Record extracts:
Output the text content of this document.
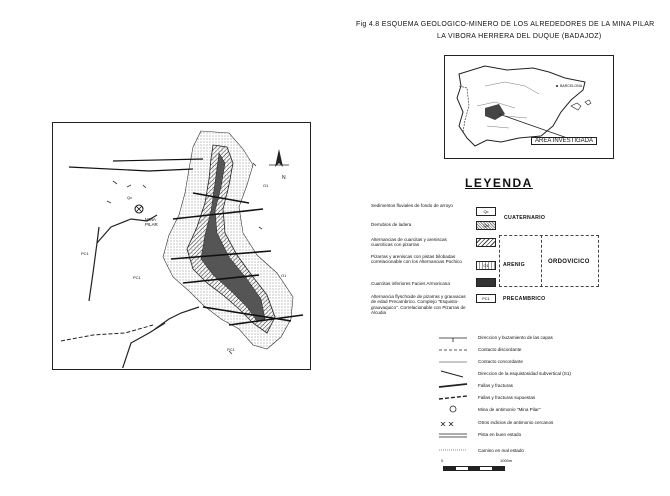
Fig 4.8 ESQUEMA GEOLOGICO-MINERO DE LOS ALREDEDORES DE LA MINA PILAR
LA VIBORA HERRERA DEL DUQUE (BADAJOZ)
BARCELONA
AREA INVESTIGADA
N
MINA PILAR
Qc
PC1
PC1
PC1
O1
O1	LEYENDA
Sedimentos fluviales de fondo de arroyo
Qc
Derrubios de ladera	Qd
Alternancias de cuarcitas y areniscas cuarciticas con pizarras
Pizarras y areniscas con pistas bilobadas correlacionable con los Alternancias Pochico
O1
Cuarcitas inferiores Facies Armoricana
Alternancia flyschoide de pizarras y grauvacas de edad Precambrico. Complejo "Esquisto-grauvaquico". Correlacionable con Pizarras de Alcudia
PC1
CUATERNARIO
ARENIG	ORDOVICICO
PRECAMBRICO
Direccion y buzamiento de las capas
Contacto discordante
Contacto concordante
Direccion de la esquistosidad subvertical (S1)
Fallas y fracturas
Fallas y fracturas supuestas
Mina de antimonio "Mina Pilar"
Otros indicios de antimonio cercanos
Pista en buen estado
Camino en mal estado
0	1000m
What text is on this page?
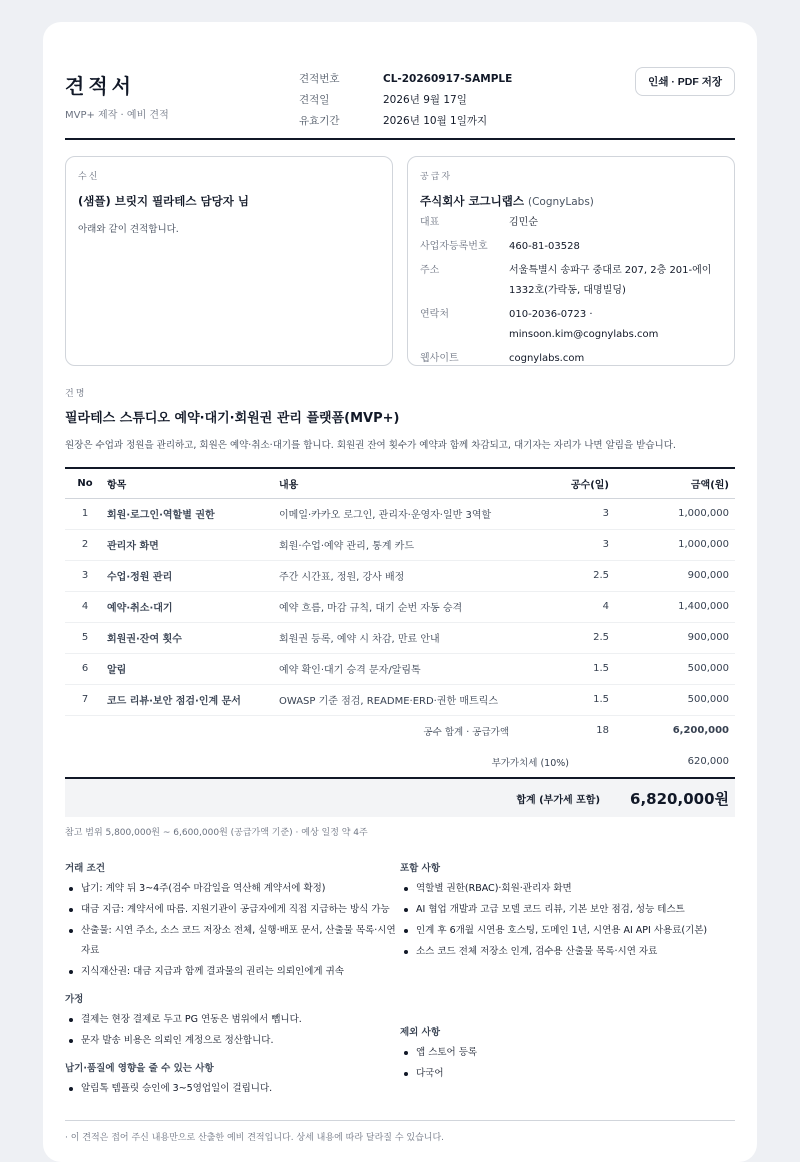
견적서
MVP+ 제작 · 예비 견적
견적번호	CL-20260917-SAMPLE
견적일	2026년 9월 17일
유효기간	2026년 10월 1일까지
인쇄 · PDF 저장
수신
(샘플) 브릿지 필라테스 담당자 님
아래와 같이 견적합니다.
공급자
주식회사 코그니랩스 (CognyLabs)
대표	김민순
사업자등록번호	460-81-03528
주소	서울특별시 송파구 중대로 207, 2층 201-에이1332호(가락동, 대명빌딩)
연락처	010-2036-0723 · minsoon.kim@cognylabs.com
웹사이트	cognylabs.com
건명
필라테스 스튜디오 예약·대기·회원권 관리 플랫폼(MVP+)
원장은 수업과 정원을 관리하고, 회원은 예약·취소·대기를 합니다. 회원권 잔여 횟수가 예약과 함께 차감되고, 대기자는 자리가 나면 알림을 받습니다.
No	항목	내용	공수(일)	금액(원)
1	회원·로그인·역할별 권한	이메일·카카오 로그인, 관리자·운영자·일반 3역할	3	1,000,000
2	관리자 화면	회원·수업·예약 관리, 통계 카드	3	1,000,000
3	수업·정원 관리	주간 시간표, 정원, 강사 배정	2.5	900,000
4	예약·취소·대기	예약 흐름, 마감 규칙, 대기 순번 자동 승격	4	1,400,000
5	회원권·잔여 횟수	회원권 등록, 예약 시 차감, 만료 안내	2.5	900,000
6	알림	예약 확인·대기 승격 문자/알림톡	1.5	500,000
7	코드 리뷰·보안 점검·인계 문서	OWASP 기준 점검, README·ERD·권한 매트릭스	1.5	500,000
공수 합계 · 공급가액			18	6,200,000
부가가치세 (10%)				620,000
합계 (부가세 포함) 6,820,000원
참고 범위 5,800,000원 ~ 6,600,000원 (공급가액 기준) · 예상 일정 약 4주
거래 조건
납기: 계약 뒤 3~4주(검수 마감일을 역산해 계약서에 확정)
대금 지급: 계약서에 따름. 지원기관이 공급자에게 직접 지급하는 방식 가능
산출물: 시연 주소, 소스 코드 저장소 전체, 실행·배포 문서, 산출물 목록·시연 자료
지식재산권: 대금 지급과 함께 결과물의 권리는 의뢰인에게 귀속
가정
결제는 현장 결제로 두고 PG 연동은 범위에서 뺍니다.
문자 발송 비용은 의뢰인 계정으로 정산합니다.
납기·품질에 영향을 줄 수 있는 사항
알림톡 템플릿 승인에 3~5영업일이 걸립니다.
포함 사항
역할별 권한(RBAC)·회원·관리자 화면
AI 협업 개발과 고급 모델 코드 리뷰, 기본 보안 점검, 성능 테스트
인계 후 6개월 시연용 호스팅, 도메인 1년, 시연용 AI API 사용료(기본)
소스 코드 전체 저장소 인계, 검수용 산출물 목록·시연 자료
제외 사항
앱 스토어 등록
다국어
· 이 견적은 접어 주신 내용만으로 산출한 예비 견적입니다. 상세 내용에 따라 달라질 수 있습니다.
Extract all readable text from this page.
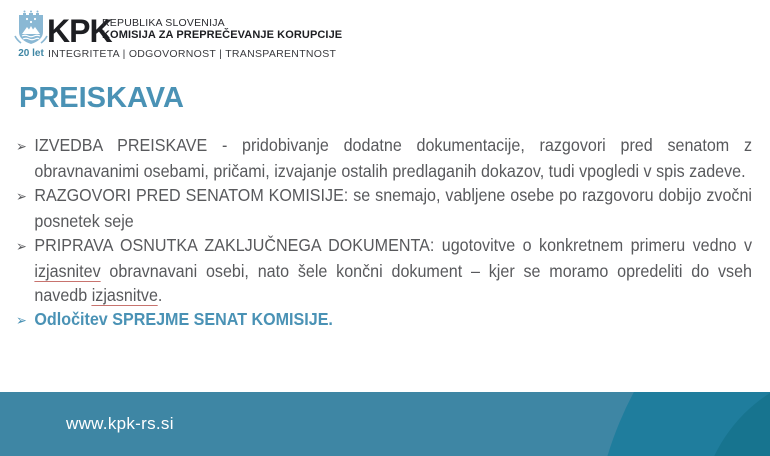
20 let
KPK
REPUBLIKA SLOVENIJA
KOMISIJA ZA PREPREČEVANJE KORUPCIJE
INTEGRITETA | ODGOVORNOST | TRANSPARENTNOST
PREISKAVA
➢ IZVEDBA PREISKAVE - pridobivanje dodatne dokumentacije, razgovori pred senatom z obravnavanimi osebami, pričami, izvajanje ostalih predlaganih dokazov, tudi vpogledi v spis zadeve.
➢ RAZGOVORI PRED SENATOM KOMISIJE: se snemajo, vabljene osebe po razgovoru dobijo zvočni posnetek seje
➢ PRIPRAVA OSNUTKA ZAKLJUČNEGA DOKUMENTA: ugotovitve o konkretnem primeru vedno v izjasnitev obravnavani osebi, nato šele končni dokument – kjer se moramo opredeliti do vseh navedb izjasnitve.
➢ Odločitev SPREJME SENAT KOMISIJE.
www.kpk-rs.si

Given exercise:
Considering only the records above, state the number of lines that include the word "estado", with nothing added.

Completed task:
2